PROBLEM -
Review the listing and copy each line that holds the word "قتلها".

================

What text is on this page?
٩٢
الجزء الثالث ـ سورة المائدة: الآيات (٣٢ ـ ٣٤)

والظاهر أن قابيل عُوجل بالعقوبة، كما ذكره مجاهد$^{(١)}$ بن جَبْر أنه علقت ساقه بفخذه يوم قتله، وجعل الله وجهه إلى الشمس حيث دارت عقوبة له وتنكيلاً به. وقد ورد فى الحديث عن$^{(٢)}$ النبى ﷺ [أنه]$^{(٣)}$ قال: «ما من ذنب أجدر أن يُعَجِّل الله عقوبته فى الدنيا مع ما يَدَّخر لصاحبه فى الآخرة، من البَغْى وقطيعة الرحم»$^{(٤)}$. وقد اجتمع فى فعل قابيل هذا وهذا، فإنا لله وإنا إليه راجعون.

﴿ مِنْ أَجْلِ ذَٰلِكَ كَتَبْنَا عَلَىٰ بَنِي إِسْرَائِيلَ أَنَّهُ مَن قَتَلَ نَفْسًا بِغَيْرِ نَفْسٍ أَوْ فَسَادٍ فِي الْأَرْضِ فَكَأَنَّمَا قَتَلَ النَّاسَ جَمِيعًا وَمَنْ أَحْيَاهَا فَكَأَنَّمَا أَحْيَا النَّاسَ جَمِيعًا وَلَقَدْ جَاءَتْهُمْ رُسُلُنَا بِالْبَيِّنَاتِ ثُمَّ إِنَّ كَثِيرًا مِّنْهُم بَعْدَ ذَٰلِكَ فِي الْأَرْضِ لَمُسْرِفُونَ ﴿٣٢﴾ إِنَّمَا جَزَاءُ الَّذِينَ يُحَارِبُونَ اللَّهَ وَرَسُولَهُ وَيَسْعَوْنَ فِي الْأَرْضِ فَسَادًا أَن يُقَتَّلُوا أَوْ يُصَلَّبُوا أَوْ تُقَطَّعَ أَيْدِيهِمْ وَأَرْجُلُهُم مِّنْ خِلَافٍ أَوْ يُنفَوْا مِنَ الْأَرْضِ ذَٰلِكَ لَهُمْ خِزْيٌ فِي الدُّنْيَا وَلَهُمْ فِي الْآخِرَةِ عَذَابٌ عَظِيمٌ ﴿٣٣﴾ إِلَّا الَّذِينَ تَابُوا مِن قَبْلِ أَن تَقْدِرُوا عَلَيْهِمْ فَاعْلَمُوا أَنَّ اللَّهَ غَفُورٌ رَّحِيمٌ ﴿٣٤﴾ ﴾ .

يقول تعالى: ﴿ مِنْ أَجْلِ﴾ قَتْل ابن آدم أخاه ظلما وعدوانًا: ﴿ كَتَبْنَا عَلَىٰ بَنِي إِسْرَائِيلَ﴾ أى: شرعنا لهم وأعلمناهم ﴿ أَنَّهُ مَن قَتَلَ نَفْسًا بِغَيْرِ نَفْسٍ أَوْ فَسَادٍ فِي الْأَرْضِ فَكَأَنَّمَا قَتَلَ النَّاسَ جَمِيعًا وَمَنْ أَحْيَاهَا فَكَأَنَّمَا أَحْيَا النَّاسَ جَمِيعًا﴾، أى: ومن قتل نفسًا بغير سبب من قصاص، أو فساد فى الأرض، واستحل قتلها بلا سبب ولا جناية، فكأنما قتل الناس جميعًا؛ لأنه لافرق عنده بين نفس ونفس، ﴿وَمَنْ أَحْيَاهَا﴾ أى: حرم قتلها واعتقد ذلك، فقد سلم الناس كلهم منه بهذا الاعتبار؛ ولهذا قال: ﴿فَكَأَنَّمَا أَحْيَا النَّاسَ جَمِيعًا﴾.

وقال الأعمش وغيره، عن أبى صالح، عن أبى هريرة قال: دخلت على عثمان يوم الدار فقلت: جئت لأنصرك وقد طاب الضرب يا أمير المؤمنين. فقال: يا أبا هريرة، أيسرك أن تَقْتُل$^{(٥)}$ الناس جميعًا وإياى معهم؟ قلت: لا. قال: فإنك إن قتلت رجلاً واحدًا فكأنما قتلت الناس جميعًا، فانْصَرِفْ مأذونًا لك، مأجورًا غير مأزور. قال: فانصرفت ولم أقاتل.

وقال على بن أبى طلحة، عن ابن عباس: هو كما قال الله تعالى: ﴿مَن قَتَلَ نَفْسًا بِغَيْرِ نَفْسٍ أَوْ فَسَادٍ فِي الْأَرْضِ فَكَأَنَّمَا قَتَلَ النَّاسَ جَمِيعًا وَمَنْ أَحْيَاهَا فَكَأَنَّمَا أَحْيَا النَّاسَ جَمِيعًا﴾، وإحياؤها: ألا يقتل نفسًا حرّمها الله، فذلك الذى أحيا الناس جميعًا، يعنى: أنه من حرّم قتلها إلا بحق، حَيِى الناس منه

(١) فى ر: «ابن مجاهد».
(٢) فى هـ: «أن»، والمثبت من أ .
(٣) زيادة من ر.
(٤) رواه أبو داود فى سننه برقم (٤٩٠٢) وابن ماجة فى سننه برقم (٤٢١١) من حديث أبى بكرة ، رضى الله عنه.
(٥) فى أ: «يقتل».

================

THE REPLY -
يقول تعالى: ﴿ مِنْ أَجْلِ﴾ قَتْل ابن آدم أخاه ظلما وعدوانًا: ﴿ كَتَبْنَا عَلَىٰ بَنِي إِسْرَائِيلَ﴾ أى: شرعنا لهم وأعلمناهم ﴿ أَنَّهُ مَن قَتَلَ نَفْسًا بِغَيْرِ نَفْسٍ أَوْ فَسَادٍ فِي الْأَرْضِ فَكَأَنَّمَا قَتَلَ النَّاسَ جَمِيعًا وَمَنْ أَحْيَاهَا فَكَأَنَّمَا أَحْيَا النَّاسَ جَمِيعًا﴾، أى: ومن قتل نفسًا بغير سبب من قصاص، أو فساد فى الأرض، واستحل قتلها بلا سبب ولا جناية، فكأنما قتل الناس جميعًا؛ لأنه لافرق عنده بين نفس ونفس، ﴿وَمَنْ أَحْيَاهَا﴾ أى: حرم قتلها واعتقد ذلك، فقد سلم الناس كلهم منه بهذا الاعتبار؛ ولهذا قال: ﴿فَكَأَنَّمَا أَحْيَا النَّاسَ جَمِيعًا﴾.
وقال على بن أبى طلحة، عن ابن عباس: هو كما قال الله تعالى: ﴿مَن قَتَلَ نَفْسًا بِغَيْرِ نَفْسٍ أَوْ فَسَادٍ فِي الْأَرْضِ فَكَأَنَّمَا قَتَلَ النَّاسَ جَمِيعًا وَمَنْ أَحْيَاهَا فَكَأَنَّمَا أَحْيَا النَّاسَ جَمِيعًا﴾، وإحياؤها: ألا يقتل نفسًا حرّمها الله، فذلك الذى أحيا الناس جميعًا، يعنى: أنه من حرّم قتلها إلا بحق، حَيِى الناس منه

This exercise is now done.